• [TASK DESCRIPTION]
Return all lines below containing the word "Bestellhistorie".

• [DATA FOR THIS EXERCISE]
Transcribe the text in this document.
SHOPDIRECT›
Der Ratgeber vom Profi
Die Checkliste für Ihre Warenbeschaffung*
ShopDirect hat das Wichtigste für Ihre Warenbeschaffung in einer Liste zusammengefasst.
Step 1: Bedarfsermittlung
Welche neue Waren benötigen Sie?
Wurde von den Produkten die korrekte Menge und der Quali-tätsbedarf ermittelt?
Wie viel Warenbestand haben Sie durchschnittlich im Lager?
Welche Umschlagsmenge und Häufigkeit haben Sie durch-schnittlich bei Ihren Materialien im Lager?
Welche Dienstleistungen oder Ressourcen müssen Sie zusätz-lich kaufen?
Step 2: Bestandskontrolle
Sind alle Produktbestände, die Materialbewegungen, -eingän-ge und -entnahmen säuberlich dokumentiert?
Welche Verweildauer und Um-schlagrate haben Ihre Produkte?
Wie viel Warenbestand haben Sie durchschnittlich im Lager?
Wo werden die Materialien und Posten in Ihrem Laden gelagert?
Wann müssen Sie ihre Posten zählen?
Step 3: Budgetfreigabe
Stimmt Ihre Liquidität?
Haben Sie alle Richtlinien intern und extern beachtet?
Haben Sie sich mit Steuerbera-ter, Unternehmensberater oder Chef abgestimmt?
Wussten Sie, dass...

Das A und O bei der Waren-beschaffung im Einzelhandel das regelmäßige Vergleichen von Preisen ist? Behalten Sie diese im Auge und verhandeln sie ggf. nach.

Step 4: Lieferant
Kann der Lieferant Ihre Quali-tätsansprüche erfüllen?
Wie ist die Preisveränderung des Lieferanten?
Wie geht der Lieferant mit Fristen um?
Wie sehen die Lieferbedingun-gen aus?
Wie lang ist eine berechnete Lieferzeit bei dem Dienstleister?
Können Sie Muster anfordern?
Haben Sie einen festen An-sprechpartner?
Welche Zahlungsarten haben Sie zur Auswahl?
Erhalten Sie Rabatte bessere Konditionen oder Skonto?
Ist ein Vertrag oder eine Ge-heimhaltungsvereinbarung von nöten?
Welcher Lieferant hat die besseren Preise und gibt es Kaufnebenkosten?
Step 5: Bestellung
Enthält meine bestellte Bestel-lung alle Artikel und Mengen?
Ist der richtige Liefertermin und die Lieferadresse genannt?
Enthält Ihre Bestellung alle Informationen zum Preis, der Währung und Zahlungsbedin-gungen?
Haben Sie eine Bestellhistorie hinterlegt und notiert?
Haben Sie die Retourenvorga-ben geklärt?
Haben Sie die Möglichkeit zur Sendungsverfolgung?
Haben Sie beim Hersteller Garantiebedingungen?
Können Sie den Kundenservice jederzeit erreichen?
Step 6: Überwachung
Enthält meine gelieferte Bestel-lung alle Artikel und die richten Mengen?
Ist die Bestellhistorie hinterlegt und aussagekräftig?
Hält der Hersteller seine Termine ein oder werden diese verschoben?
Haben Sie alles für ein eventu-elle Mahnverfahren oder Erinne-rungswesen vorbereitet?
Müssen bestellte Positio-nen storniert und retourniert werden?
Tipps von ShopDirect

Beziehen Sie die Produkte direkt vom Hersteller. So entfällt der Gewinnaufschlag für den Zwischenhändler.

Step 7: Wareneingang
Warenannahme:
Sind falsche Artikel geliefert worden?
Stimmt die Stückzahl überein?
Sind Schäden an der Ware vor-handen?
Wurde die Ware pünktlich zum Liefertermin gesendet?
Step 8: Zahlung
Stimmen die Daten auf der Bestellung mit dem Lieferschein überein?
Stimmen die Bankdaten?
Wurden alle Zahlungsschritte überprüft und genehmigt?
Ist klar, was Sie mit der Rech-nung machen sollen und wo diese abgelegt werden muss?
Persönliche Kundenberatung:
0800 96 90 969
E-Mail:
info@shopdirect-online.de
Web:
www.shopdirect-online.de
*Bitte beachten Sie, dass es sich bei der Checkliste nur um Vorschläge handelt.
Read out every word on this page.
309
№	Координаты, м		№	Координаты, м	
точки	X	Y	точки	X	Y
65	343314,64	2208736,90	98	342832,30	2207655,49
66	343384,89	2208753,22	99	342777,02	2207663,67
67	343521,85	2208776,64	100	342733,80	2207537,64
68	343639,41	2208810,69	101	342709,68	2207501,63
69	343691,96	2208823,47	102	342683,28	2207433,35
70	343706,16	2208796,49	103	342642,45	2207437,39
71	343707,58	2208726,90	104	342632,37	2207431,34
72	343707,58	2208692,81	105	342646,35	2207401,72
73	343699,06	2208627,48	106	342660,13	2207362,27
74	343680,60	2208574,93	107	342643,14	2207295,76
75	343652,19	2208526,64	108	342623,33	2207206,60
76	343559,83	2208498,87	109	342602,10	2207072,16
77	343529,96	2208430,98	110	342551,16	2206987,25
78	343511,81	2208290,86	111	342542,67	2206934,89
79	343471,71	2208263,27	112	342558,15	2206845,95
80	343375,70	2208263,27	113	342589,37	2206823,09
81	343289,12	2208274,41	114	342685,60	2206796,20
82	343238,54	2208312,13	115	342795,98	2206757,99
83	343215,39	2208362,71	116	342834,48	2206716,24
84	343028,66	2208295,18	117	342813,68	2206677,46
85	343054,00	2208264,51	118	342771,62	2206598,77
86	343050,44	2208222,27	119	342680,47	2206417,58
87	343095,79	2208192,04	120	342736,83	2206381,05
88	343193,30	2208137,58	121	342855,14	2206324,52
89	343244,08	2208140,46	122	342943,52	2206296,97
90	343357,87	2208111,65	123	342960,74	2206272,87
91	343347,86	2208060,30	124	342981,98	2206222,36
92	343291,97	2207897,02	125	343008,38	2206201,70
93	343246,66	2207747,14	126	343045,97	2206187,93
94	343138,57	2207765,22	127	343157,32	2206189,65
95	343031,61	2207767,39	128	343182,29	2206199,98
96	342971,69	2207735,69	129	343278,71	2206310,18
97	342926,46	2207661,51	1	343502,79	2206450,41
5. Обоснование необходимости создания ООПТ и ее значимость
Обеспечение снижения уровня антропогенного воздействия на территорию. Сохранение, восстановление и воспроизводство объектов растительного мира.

• [FULL OUTPUT]
Haben Sie eine Bestellhistorie hinterlegt und notiert?
Ist die Bestellhistorie hinterlegt und aussagekräftig?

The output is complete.